-- START OF TASK MATERIAL --
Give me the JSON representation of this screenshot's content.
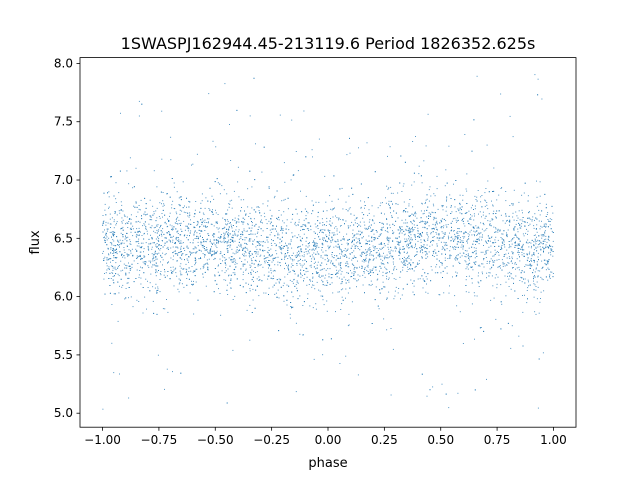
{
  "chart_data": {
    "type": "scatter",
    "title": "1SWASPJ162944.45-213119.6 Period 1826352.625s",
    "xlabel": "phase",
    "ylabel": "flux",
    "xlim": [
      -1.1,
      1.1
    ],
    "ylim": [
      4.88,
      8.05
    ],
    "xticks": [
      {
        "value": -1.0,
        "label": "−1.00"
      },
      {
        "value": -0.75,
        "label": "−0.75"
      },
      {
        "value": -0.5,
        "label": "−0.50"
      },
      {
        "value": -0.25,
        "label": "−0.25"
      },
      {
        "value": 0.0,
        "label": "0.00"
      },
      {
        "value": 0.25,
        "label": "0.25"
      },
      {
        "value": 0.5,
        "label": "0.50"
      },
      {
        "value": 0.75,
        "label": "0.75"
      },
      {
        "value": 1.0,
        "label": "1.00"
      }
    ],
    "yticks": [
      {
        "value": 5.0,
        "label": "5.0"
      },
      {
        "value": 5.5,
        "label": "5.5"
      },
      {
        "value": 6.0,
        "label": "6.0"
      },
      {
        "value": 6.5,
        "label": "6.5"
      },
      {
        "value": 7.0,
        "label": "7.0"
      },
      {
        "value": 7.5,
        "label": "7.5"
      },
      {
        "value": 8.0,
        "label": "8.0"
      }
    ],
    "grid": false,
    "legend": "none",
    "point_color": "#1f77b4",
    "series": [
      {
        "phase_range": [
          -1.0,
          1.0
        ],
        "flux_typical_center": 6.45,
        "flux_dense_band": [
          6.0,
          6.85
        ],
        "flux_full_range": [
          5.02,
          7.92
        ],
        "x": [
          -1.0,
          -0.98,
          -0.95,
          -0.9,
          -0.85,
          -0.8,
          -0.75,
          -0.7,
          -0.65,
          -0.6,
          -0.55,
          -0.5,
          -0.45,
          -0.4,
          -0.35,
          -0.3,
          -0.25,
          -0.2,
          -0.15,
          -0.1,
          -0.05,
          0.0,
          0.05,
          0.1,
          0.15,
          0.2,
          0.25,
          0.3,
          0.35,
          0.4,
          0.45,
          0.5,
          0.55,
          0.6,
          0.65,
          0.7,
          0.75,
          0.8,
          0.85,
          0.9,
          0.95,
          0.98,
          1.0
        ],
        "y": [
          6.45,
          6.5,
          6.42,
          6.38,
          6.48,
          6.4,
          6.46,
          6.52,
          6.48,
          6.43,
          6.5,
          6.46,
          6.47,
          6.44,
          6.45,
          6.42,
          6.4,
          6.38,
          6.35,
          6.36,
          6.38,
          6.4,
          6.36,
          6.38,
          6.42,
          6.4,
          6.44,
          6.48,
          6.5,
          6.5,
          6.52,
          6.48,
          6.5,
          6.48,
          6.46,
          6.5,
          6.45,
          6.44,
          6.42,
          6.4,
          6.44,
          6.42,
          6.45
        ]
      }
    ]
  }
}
-- END OF TASK MATERIAL --
*TASK DESCRIPTION*
Write every entry out again exactly, dropping the pictures.

*THE RESPONSE*
Give me the JSON representation of this screenshot's content.
{
  "chart_data": {
    "type": "scatter",
    "title": "1SWASPJ162944.45-213119.6 Period 1826352.625s",
    "xlabel": "phase",
    "ylabel": "flux",
    "xlim": [
      -1.1,
      1.1
    ],
    "ylim": [
      4.88,
      8.05
    ],
    "xticks": [
      {
        "value": -1.0,
        "label": "−1.00"
      },
      {
        "value": -0.75,
        "label": "−0.75"
      },
      {
        "value": -0.5,
        "label": "−0.50"
      },
      {
        "value": -0.25,
        "label": "−0.25"
      },
      {
        "value": 0.0,
        "label": "0.00"
      },
      {
        "value": 0.25,
        "label": "0.25"
      },
      {
        "value": 0.5,
        "label": "0.50"
      },
      {
        "value": 0.75,
        "label": "0.75"
      },
      {
        "value": 1.0,
        "label": "1.00"
      }
    ],
    "yticks": [
      {
        "value": 5.0,
        "label": "5.0"
      },
      {
        "value": 5.5,
        "label": "5.5"
      },
      {
        "value": 6.0,
        "label": "6.0"
      },
      {
        "value": 6.5,
        "label": "6.5"
      },
      {
        "value": 7.0,
        "label": "7.0"
      },
      {
        "value": 7.5,
        "label": "7.5"
      },
      {
        "value": 8.0,
        "label": "8.0"
      }
    ],
    "grid": false,
    "legend": "none",
    "point_color": "#1f77b4",
    "series": [
      {
        "phase_range": [
          -1.0,
          1.0
        ],
        "flux_typical_center": 6.45,
        "flux_dense_band": [
          6.0,
          6.85
        ],
        "flux_full_range": [
          5.02,
          7.92
        ],
        "x": [
          -1.0,
          -0.98,
          -0.95,
          -0.9,
          -0.85,
          -0.8,
          -0.75,
          -0.7,
          -0.65,
          -0.6,
          -0.55,
          -0.5,
          -0.45,
          -0.4,
          -0.35,
          -0.3,
          -0.25,
          -0.2,
          -0.15,
          -0.1,
          -0.05,
          0.0,
          0.05,
          0.1,
          0.15,
          0.2,
          0.25,
          0.3,
          0.35,
          0.4,
          0.45,
          0.5,
          0.55,
          0.6,
          0.65,
          0.7,
          0.75,
          0.8,
          0.85,
          0.9,
          0.95,
          0.98,
          1.0
        ],
        "y": [
          6.45,
          6.5,
          6.42,
          6.38,
          6.48,
          6.4,
          6.46,
          6.52,
          6.48,
          6.43,
          6.5,
          6.46,
          6.47,
          6.44,
          6.45,
          6.42,
          6.4,
          6.38,
          6.35,
          6.36,
          6.38,
          6.4,
          6.36,
          6.38,
          6.42,
          6.4,
          6.44,
          6.48,
          6.5,
          6.5,
          6.52,
          6.48,
          6.5,
          6.48,
          6.46,
          6.5,
          6.45,
          6.44,
          6.42,
          6.4,
          6.44,
          6.42,
          6.45
        ]
      }
    ]
  }
}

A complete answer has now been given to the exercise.